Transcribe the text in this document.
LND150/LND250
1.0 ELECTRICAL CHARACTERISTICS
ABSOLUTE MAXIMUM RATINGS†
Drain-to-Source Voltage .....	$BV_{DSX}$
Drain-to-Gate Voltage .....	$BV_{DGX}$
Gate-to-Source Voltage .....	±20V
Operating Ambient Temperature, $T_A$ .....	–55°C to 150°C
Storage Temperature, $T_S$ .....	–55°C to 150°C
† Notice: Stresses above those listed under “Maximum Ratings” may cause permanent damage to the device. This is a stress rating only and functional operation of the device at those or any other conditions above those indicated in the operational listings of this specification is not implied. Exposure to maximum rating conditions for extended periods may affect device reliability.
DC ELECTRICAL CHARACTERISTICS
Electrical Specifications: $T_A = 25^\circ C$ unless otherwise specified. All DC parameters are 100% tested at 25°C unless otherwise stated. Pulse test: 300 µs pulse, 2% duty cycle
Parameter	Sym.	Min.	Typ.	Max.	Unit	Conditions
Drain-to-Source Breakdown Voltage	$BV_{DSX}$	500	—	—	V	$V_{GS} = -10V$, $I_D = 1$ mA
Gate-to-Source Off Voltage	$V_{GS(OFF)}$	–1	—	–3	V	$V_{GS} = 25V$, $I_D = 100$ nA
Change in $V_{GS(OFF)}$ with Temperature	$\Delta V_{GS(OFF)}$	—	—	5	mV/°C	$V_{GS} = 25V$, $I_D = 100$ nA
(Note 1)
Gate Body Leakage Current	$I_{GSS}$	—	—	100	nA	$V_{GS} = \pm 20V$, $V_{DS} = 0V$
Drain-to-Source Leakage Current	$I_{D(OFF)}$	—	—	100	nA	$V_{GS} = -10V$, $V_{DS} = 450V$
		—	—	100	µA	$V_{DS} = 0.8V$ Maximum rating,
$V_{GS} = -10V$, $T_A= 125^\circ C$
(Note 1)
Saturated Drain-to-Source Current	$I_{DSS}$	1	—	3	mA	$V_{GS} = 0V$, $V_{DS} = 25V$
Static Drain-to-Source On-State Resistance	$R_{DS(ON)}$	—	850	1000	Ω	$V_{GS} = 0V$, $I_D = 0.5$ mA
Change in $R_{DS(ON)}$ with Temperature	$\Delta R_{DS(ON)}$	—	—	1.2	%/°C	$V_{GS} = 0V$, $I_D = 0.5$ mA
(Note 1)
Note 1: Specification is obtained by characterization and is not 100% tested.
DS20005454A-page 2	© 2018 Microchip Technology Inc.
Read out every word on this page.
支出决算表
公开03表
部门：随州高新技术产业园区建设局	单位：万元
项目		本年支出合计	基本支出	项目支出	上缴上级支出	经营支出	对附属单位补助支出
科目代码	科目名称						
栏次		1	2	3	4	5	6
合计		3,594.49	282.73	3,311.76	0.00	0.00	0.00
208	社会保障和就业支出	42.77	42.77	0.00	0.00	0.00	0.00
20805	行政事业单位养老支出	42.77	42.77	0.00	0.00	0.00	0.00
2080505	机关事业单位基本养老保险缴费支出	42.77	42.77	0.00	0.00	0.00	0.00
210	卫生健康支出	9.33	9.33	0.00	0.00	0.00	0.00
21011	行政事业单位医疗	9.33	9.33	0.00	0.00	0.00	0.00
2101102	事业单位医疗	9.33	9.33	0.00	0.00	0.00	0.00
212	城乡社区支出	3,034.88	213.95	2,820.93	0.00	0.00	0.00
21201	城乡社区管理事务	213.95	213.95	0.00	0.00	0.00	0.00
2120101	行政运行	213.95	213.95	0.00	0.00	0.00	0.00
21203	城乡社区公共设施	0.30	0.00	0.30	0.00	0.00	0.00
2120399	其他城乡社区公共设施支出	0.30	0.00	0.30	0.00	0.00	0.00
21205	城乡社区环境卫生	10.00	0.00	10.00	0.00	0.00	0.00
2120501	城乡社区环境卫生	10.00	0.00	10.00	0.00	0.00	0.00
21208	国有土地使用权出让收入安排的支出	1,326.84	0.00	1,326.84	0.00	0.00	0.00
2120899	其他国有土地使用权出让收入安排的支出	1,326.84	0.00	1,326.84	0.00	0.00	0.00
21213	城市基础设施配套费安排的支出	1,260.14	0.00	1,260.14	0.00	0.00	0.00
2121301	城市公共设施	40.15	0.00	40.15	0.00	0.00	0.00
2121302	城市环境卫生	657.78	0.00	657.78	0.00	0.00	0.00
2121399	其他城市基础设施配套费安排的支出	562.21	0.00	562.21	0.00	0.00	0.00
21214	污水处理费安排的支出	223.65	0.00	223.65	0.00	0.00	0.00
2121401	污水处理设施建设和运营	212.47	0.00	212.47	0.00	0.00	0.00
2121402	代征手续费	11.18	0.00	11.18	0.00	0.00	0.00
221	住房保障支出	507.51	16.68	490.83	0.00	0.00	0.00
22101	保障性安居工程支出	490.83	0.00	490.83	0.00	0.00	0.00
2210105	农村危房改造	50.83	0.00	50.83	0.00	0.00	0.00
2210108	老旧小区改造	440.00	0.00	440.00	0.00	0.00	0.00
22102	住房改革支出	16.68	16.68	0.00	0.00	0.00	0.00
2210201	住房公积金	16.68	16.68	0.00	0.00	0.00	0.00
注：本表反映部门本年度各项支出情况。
◇ ◇ ◇
GIVEN INSTRUCTION> Pick out every line holding the string "Leakage" and return it.

SOLUTION TO THIS PROBLEM>
Gate Body Leakage Current	$I_{GSS}$	—	—	100	nA	$V_{GS} = \pm 20V$, $V_{DS} = 0V$
Drain-to-Source Leakage Current	$I_{D(OFF)}$	—	—	100	nA	$V_{GS} = -10V$, $V_{DS} = 450V$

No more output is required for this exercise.